§ **YOUR TASK**: Find the lines that hold the word "JSON" and return them.

(A block of data)
..............................

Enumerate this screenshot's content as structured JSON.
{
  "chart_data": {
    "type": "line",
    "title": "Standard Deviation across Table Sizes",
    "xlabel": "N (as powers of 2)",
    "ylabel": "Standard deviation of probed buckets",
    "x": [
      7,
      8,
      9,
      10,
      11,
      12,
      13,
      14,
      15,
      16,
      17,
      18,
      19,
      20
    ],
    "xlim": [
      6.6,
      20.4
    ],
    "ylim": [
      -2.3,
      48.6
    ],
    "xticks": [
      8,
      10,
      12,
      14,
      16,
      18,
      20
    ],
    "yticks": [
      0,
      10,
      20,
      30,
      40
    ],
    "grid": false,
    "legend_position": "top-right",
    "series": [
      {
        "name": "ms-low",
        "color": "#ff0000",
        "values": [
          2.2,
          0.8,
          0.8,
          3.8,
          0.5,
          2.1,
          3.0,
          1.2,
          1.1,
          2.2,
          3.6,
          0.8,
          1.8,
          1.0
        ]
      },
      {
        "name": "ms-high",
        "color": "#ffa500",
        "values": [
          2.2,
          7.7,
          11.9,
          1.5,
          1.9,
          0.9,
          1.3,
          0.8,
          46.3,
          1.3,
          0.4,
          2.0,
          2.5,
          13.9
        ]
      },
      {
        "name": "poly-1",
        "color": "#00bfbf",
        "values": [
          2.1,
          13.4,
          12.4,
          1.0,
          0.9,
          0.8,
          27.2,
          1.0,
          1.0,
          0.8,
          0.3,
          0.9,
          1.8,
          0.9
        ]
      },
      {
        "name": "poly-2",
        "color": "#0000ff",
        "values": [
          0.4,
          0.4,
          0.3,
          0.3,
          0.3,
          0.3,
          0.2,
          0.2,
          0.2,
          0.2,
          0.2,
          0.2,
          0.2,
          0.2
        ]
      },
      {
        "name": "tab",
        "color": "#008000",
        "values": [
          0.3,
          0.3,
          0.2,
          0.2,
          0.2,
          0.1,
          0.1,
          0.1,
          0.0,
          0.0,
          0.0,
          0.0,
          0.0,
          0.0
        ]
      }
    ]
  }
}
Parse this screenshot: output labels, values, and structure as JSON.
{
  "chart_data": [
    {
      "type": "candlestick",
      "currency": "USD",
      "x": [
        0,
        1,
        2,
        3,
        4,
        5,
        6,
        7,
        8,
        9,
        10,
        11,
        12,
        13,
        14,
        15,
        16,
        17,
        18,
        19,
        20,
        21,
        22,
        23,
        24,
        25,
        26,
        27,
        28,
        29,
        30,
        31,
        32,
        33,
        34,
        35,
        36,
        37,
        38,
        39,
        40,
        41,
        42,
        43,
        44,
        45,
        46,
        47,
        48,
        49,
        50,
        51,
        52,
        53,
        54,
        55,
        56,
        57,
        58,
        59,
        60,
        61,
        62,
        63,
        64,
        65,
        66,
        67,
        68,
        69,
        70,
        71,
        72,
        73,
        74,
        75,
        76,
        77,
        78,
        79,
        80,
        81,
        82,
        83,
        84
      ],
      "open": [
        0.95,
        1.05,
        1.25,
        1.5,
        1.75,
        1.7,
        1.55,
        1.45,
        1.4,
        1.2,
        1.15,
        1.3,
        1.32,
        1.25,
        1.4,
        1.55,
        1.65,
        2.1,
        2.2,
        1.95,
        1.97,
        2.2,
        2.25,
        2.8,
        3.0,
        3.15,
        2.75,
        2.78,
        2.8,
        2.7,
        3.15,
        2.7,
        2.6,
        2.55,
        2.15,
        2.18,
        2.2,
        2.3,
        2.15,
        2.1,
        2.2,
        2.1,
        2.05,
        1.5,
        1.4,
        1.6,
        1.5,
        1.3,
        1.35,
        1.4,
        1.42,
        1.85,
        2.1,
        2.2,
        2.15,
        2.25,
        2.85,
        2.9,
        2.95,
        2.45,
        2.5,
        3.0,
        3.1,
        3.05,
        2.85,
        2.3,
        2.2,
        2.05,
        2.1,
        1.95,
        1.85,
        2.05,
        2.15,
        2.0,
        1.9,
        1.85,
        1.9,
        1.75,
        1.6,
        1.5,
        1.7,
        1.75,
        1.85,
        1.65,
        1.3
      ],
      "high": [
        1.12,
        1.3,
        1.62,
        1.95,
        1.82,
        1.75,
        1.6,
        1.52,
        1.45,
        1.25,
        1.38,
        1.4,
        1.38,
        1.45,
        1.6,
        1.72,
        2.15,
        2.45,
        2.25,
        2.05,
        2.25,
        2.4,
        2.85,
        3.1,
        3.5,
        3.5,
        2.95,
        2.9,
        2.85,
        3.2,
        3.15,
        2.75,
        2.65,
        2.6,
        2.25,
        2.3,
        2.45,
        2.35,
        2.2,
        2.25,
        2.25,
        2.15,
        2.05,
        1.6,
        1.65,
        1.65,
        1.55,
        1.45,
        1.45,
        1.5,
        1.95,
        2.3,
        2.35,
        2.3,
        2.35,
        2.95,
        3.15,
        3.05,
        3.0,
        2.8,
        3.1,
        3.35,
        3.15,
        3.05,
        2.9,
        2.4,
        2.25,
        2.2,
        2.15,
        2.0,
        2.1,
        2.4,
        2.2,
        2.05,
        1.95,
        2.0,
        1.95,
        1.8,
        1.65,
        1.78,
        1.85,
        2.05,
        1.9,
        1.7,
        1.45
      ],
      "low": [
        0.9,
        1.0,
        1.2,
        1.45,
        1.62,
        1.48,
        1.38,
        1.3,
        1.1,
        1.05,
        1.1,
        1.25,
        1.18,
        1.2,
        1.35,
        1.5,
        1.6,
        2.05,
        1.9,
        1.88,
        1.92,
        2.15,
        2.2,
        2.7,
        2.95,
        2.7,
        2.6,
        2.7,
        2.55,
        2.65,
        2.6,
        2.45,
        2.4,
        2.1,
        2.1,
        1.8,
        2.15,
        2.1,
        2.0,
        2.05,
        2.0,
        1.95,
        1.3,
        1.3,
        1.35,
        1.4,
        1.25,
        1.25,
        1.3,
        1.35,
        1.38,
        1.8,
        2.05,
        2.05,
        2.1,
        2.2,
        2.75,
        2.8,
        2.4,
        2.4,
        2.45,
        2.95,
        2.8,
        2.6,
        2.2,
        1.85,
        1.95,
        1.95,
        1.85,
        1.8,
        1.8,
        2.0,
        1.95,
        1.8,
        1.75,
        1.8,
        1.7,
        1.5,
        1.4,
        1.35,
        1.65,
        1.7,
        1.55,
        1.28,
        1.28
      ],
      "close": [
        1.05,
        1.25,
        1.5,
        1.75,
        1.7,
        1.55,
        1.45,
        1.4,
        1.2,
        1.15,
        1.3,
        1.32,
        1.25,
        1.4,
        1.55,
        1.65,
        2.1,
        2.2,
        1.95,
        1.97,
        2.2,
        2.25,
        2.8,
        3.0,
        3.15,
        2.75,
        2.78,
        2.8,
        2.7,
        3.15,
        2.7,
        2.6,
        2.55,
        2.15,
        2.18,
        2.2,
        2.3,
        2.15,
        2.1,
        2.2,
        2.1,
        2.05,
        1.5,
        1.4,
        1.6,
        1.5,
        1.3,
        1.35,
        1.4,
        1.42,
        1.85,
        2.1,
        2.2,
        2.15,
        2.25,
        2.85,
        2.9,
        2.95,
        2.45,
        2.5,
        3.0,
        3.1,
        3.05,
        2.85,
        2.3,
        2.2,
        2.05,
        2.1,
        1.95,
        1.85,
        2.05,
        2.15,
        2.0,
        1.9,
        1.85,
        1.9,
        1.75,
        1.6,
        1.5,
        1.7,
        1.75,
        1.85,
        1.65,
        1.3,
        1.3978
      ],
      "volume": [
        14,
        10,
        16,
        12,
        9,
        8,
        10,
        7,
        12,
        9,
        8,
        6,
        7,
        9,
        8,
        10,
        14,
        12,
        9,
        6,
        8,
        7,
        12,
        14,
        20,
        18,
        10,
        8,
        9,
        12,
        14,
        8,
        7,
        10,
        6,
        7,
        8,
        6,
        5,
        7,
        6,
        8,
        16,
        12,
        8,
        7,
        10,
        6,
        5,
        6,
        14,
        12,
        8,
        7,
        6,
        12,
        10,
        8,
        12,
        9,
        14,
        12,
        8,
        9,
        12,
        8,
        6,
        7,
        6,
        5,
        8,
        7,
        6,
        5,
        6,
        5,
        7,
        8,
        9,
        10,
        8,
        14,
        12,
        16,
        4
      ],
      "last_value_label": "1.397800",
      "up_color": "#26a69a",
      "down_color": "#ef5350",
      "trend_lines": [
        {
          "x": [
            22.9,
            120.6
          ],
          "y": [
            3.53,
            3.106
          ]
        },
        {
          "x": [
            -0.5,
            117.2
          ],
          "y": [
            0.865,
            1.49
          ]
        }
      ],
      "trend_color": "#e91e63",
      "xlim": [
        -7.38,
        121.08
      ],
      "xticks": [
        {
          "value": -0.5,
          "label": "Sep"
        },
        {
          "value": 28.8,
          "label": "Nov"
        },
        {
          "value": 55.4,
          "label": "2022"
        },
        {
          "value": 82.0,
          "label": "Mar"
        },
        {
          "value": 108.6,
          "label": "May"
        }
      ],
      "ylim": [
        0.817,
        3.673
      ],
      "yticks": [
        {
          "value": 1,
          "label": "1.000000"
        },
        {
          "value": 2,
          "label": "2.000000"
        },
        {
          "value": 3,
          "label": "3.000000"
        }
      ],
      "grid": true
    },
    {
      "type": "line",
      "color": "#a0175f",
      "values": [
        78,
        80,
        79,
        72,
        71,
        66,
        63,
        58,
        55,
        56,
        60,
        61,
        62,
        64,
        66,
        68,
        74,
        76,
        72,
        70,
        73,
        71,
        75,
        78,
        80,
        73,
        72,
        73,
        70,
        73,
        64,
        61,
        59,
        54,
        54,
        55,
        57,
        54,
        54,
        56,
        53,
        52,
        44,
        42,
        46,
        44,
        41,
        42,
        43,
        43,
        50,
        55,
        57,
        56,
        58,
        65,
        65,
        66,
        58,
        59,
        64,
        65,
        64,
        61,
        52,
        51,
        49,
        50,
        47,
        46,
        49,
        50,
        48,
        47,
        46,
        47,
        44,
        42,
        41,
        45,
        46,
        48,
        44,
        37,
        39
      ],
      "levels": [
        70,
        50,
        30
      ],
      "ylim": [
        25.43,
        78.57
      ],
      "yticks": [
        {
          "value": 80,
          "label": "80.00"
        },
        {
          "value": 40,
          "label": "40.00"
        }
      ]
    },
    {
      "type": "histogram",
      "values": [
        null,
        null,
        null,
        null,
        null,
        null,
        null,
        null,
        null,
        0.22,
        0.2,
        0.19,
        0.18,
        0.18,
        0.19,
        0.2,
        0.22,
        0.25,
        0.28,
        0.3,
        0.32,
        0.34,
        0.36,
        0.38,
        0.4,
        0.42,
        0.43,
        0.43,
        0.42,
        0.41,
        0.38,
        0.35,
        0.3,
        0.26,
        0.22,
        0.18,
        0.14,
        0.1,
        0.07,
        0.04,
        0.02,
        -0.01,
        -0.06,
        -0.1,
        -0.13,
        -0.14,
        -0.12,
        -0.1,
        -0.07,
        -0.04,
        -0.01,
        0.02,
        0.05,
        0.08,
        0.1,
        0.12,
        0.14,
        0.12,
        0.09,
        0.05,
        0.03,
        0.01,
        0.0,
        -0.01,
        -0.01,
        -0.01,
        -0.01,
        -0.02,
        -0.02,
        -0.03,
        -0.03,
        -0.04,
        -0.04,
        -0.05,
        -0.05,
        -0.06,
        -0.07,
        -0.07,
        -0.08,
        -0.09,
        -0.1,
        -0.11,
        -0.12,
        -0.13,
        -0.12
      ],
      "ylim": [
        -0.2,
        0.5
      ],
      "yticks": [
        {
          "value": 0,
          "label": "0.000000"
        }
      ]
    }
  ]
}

..............................

§ **RESPONSE**:
Enumerate this screenshot's content as structured JSON.
Parse this screenshot: output labels, values, and structure as JSON.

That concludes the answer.